Directions for this task: The lines to be copied run from the one containing "Type out the text in this image." to the end of the material below; reproduce them exactly, including both ends, and nothing more.

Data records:
--- begin ---
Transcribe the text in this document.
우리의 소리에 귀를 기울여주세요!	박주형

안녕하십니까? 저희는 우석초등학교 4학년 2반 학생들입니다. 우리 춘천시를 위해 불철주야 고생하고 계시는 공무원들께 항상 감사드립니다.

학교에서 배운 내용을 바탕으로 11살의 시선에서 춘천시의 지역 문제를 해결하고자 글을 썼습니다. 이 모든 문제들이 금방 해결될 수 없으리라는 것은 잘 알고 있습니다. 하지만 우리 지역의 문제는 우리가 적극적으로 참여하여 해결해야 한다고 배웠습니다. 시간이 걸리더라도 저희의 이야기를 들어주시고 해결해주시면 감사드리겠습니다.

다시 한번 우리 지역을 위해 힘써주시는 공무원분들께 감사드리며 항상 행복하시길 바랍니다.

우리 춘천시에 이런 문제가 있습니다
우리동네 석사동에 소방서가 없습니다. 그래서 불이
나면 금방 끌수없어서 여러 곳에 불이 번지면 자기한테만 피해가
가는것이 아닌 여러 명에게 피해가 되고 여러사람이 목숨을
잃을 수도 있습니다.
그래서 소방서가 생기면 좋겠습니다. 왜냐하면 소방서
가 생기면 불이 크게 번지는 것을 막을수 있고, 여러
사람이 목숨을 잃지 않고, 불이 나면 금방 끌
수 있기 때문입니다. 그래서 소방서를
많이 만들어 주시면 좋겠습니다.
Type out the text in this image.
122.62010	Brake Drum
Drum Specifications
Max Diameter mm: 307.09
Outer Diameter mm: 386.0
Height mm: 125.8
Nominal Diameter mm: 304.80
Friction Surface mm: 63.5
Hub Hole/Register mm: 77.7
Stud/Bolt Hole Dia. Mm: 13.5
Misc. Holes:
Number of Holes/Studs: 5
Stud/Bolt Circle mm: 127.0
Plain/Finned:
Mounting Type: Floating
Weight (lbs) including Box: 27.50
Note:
--- end ---
Response:
Type out the text in this image.
122.62010	Brake Drum
Drum Specifications
Max Diameter mm: 307.09
Outer Diameter mm: 386.0
Height mm: 125.8
Nominal Diameter mm: 304.80
Friction Surface mm: 63.5
Hub Hole/Register mm: 77.7
Stud/Bolt Hole Dia. Mm: 13.5
Misc. Holes:
Number of Holes/Studs: 5
Stud/Bolt Circle mm: 127.0
Plain/Finned:
Mounting Type: Floating
Weight (lbs) including Box: 27.50
Note:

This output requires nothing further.